Recorded data

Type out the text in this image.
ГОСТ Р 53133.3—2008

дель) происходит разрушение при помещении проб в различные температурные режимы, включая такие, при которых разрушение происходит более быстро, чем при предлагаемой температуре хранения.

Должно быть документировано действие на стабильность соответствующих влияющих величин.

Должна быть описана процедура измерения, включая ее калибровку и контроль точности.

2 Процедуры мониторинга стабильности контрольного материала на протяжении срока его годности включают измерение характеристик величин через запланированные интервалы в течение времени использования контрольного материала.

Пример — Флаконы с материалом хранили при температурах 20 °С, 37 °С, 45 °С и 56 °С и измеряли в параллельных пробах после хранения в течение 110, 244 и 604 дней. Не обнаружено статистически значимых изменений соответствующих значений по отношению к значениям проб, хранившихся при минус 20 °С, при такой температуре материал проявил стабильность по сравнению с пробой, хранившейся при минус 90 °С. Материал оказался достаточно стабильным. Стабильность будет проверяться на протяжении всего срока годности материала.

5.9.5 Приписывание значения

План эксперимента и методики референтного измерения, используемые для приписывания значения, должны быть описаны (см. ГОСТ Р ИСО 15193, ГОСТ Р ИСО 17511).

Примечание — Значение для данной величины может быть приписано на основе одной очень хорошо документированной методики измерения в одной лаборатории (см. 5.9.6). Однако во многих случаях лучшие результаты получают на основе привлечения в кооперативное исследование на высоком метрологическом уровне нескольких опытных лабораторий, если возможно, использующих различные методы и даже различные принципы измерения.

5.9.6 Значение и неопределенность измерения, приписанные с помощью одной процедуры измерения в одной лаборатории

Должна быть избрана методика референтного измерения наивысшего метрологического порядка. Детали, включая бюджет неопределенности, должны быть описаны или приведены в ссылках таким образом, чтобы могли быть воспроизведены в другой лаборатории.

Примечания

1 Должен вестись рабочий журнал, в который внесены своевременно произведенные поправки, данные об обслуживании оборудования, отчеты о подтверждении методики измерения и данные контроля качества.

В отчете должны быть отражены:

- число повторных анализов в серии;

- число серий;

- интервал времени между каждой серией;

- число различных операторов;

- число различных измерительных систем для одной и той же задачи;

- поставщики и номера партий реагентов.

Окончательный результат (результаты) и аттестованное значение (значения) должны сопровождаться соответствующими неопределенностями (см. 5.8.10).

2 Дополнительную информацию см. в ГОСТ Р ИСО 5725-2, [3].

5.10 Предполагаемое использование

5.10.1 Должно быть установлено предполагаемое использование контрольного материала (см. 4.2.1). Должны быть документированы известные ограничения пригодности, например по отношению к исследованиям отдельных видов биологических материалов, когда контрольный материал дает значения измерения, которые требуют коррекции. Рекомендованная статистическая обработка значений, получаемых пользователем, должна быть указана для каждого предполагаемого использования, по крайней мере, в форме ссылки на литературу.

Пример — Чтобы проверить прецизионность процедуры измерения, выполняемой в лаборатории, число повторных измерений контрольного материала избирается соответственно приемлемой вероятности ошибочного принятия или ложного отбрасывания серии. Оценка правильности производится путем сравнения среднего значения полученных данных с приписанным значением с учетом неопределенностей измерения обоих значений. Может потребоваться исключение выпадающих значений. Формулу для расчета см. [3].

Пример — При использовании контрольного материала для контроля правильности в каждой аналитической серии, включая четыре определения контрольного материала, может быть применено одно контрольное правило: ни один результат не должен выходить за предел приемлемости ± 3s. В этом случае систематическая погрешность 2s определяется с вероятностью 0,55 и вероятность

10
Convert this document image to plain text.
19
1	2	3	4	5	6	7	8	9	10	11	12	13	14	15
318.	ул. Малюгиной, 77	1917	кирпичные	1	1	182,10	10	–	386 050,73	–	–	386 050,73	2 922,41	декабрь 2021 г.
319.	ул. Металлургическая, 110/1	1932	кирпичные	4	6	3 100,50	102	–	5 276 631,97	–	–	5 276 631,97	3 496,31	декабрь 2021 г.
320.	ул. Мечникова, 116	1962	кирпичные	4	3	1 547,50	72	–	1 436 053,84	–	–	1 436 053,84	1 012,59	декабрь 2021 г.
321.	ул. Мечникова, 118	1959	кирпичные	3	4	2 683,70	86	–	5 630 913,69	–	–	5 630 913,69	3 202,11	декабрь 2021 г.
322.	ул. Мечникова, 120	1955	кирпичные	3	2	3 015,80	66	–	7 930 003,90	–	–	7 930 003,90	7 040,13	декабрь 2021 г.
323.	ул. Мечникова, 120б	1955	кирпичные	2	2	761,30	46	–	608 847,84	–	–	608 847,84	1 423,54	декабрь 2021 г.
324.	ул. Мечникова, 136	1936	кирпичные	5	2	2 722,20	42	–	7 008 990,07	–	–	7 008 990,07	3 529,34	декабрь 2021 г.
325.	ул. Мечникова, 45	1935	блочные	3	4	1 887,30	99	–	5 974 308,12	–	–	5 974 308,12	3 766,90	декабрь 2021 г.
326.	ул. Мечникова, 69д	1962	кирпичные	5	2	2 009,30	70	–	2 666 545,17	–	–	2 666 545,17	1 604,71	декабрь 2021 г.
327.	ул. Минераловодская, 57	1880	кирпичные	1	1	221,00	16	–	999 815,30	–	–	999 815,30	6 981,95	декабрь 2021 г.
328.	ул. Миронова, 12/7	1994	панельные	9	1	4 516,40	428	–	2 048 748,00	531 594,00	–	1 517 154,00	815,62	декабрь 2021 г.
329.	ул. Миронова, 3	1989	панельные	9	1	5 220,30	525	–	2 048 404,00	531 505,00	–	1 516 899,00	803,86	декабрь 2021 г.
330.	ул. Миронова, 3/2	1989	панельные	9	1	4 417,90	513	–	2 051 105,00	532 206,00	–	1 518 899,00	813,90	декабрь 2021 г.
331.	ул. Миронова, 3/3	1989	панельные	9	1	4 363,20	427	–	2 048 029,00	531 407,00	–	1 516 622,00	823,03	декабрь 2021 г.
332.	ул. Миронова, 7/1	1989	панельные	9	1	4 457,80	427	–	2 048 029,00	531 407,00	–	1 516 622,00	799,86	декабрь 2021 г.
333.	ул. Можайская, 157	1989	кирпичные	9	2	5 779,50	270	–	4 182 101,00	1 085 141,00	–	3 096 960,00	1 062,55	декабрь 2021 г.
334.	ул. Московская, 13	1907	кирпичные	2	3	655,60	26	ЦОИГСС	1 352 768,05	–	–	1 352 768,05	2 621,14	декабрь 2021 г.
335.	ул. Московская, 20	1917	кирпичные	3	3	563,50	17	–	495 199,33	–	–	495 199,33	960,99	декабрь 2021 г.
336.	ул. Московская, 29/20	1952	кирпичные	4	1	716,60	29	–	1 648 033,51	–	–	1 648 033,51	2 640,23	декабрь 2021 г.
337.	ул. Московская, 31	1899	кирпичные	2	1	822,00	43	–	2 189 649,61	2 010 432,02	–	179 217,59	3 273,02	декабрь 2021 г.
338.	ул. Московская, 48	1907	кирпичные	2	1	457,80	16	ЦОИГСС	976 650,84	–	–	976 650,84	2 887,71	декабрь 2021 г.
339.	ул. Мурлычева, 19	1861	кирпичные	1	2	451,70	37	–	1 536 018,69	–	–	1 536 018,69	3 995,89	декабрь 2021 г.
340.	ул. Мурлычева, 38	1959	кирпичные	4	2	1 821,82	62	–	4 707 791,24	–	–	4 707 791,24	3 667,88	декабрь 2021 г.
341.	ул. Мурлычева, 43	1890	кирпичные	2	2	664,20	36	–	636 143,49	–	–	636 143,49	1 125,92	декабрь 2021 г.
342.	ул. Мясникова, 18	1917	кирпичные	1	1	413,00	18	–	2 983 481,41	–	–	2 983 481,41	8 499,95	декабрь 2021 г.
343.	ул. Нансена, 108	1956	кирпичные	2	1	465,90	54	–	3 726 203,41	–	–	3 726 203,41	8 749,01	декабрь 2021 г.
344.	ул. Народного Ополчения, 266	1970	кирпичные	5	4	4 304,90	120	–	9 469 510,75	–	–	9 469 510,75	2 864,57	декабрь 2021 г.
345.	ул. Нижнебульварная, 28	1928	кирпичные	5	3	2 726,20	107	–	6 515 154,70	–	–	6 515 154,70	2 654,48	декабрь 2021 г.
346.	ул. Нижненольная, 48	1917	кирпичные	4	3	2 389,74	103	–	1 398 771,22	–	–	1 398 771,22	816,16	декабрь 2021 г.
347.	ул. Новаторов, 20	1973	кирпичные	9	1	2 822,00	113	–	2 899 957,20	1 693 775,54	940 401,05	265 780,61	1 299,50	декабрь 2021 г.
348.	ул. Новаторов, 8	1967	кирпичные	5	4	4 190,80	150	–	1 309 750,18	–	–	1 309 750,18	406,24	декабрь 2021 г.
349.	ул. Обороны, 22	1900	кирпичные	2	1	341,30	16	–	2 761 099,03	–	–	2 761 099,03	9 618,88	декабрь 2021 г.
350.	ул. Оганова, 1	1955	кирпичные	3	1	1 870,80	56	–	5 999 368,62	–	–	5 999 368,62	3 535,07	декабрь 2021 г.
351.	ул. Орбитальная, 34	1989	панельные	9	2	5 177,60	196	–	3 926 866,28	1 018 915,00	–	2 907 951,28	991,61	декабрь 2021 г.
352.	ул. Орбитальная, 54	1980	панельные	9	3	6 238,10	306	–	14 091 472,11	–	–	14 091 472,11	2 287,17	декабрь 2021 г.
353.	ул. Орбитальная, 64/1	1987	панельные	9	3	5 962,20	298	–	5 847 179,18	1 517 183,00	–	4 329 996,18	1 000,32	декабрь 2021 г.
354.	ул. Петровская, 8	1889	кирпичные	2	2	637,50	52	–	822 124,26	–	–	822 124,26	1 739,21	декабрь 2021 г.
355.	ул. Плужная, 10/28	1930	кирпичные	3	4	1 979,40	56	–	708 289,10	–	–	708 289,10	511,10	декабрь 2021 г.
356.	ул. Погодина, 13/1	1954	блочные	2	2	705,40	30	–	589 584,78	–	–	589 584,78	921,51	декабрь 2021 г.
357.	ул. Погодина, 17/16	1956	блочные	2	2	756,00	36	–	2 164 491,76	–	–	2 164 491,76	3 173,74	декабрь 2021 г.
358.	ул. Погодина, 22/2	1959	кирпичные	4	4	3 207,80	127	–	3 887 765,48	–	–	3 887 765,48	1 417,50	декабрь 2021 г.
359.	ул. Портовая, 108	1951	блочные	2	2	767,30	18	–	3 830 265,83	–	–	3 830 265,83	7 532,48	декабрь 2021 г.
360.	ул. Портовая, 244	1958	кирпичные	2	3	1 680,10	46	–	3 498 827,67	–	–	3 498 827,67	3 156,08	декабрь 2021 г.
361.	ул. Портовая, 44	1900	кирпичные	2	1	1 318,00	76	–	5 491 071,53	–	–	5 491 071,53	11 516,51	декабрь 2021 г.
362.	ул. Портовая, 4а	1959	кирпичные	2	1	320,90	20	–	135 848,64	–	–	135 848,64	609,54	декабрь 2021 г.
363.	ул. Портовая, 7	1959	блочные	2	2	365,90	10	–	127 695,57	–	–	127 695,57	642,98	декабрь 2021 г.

Goal of the exercise
Search the records for the string "течение" and return every line in which it occurs.

Finished task
2 Процедуры мониторинга стабильности контрольного материала на протяжении срока его годности включают измерение характеристик величин через запланированные интервалы в течение времени использования контрольного материала.
Пример — Флаконы с материалом хранили при температурах 20 °С, 37 °С, 45 °С и 56 °С и измеряли в параллельных пробах после хранения в течение 110, 244 и 604 дней. Не обнаружено статистически значимых изменений соответствующих значений по отношению к значениям проб, хранившихся при минус 20 °С, при такой температуре материал проявил стабильность по сравнению с пробой, хранившейся при минус 90 °С. Материал оказался достаточно стабильным. Стабильность будет проверяться на протяжении всего срока годности материала.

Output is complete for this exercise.